* [GIVEN EXERCISE]: Every record that follows must be duplicated exactly, with images left out.
####################
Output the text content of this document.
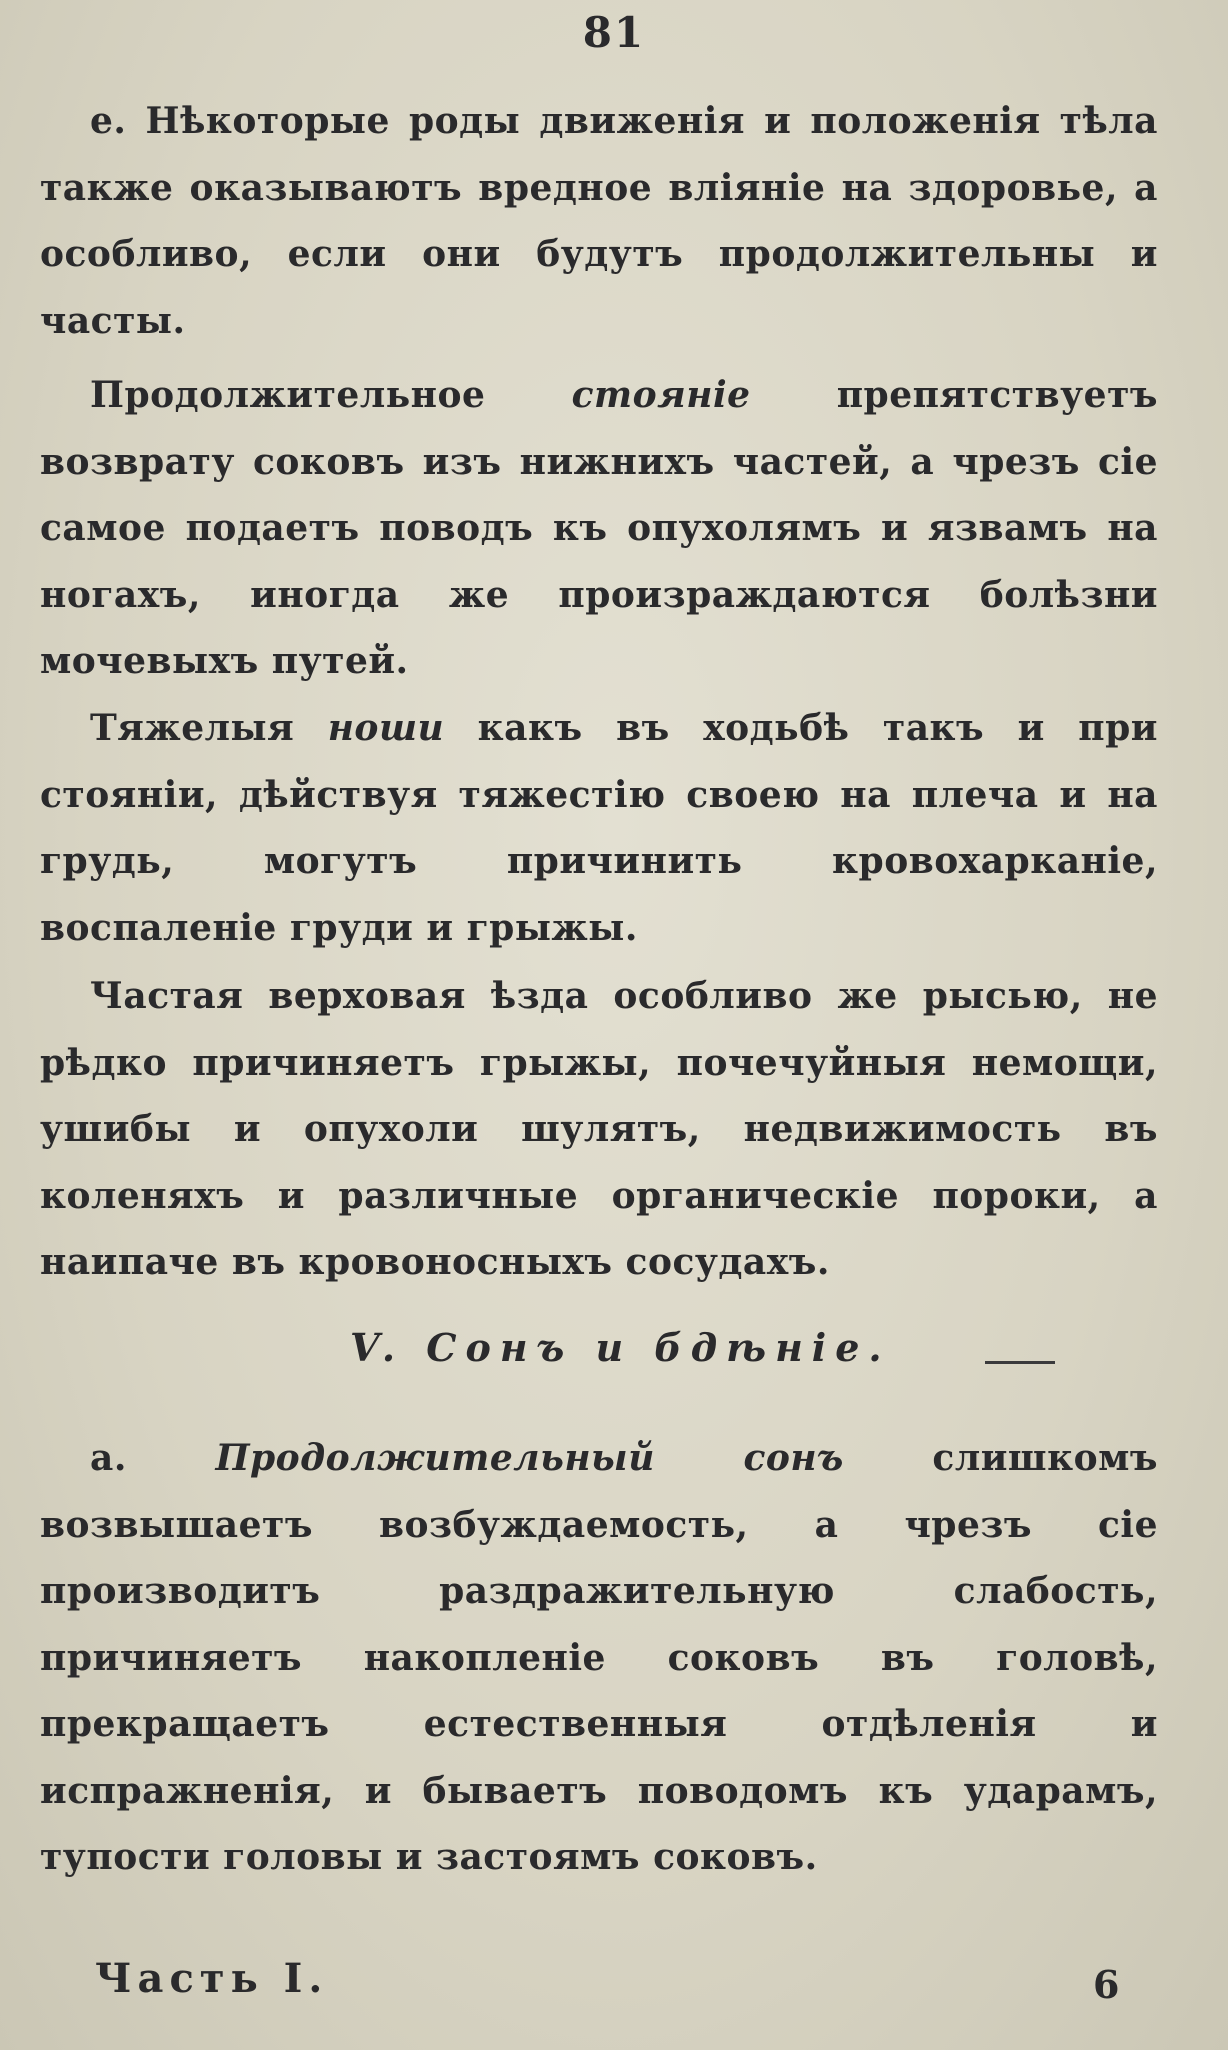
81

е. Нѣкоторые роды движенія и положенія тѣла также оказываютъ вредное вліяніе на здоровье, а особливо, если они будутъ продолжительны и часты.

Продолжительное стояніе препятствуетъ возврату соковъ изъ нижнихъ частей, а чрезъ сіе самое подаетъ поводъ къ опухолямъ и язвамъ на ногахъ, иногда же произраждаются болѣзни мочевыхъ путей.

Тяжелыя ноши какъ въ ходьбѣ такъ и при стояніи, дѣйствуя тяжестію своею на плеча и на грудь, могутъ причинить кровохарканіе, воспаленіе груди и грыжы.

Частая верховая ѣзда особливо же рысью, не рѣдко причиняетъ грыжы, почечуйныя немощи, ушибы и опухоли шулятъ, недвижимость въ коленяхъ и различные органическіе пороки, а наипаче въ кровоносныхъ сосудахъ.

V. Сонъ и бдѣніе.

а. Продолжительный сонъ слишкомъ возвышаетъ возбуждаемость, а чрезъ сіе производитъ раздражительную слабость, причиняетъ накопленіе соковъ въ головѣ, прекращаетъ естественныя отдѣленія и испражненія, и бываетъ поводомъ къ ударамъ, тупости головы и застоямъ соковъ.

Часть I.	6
####################
* [WRITTEN ANSWER]:
Output the text content of this document.
81

е. Нѣкоторые роды движенія и положенія тѣла также оказываютъ вредное вліяніе на здоровье, а особливо, если они будутъ продолжительны и часты.

Продолжительное стояніе препятствуетъ возврату соковъ изъ нижнихъ частей, а чрезъ сіе самое подаетъ поводъ къ опухолямъ и язвамъ на ногахъ, иногда же произраждаются болѣзни мочевыхъ путей.

Тяжелыя ноши какъ въ ходьбѣ такъ и при стояніи, дѣйствуя тяжестію своею на плеча и на грудь, могутъ причинить кровохарканіе, воспаленіе груди и грыжы.

Частая верховая ѣзда особливо же рысью, не рѣдко причиняетъ грыжы, почечуйныя немощи, ушибы и опухоли шулятъ, недвижимость въ коленяхъ и различные органическіе пороки, а наипаче въ кровоносныхъ сосудахъ.

V. Сонъ и бдѣніе.

а. Продолжительный сонъ слишкомъ возвышаетъ возбуждаемость, а чрезъ сіе производитъ раздражительную слабость, причиняетъ накопленіе соковъ въ головѣ, прекращаетъ естественныя отдѣленія и испражненія, и бываетъ поводомъ къ ударамъ, тупости головы и застоямъ соковъ.

Часть I.	6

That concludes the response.